From the line that has "What's the underlying" down to the final line of the listing below, transcribe every line exactly, and only those.

>>>

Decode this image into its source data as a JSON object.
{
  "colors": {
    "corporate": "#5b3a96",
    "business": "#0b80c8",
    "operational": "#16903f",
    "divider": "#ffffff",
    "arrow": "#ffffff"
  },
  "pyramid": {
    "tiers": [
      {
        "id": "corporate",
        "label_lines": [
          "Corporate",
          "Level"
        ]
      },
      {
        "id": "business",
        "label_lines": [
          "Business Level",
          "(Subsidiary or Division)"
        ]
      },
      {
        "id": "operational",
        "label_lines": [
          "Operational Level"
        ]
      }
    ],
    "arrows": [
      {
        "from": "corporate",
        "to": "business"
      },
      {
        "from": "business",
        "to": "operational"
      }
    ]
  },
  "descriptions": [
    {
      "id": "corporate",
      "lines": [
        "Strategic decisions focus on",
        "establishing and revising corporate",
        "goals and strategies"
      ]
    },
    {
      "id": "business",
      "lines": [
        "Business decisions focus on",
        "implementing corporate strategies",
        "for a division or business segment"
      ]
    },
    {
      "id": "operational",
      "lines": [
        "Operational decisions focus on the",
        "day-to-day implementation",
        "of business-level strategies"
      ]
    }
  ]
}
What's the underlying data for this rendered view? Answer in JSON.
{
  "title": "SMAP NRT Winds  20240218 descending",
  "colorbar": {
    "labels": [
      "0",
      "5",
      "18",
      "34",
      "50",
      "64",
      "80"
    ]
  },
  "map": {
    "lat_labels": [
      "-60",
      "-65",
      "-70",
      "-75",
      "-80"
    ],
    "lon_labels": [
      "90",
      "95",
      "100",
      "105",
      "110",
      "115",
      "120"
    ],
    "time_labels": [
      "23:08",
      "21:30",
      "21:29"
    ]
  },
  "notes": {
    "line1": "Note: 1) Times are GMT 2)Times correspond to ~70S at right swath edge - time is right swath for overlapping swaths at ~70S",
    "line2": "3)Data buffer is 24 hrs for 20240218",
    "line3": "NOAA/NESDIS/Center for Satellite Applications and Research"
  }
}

<<<

Completed exercise ▸
What's the underlying data for this rendered view? Answer in JSON.
{
  "title": "SMAP NRT Winds  20240218 descending",
  "colorbar": {
    "labels": [
      "0",
      "5",
      "18",
      "34",
      "50",
      "64",
      "80"
    ]
  },
  "map": {
    "lat_labels": [
      "-60",
      "-65",
      "-70",
      "-75",
      "-80"
    ],
    "lon_labels": [
      "90",
      "95",
      "100",
      "105",
      "110",
      "115",
      "120"
    ],
    "time_labels": [
      "23:08",
      "21:30",
      "21:29"
    ]
  },
  "notes": {
    "line1": "Note: 1) Times are GMT 2)Times correspond to ~70S at right swath edge - time is right swath for overlapping swaths at ~70S",
    "line2": "3)Data buffer is 24 hrs for 20240218",
    "line3": "NOAA/NESDIS/Center for Satellite Applications and Research"
  }
}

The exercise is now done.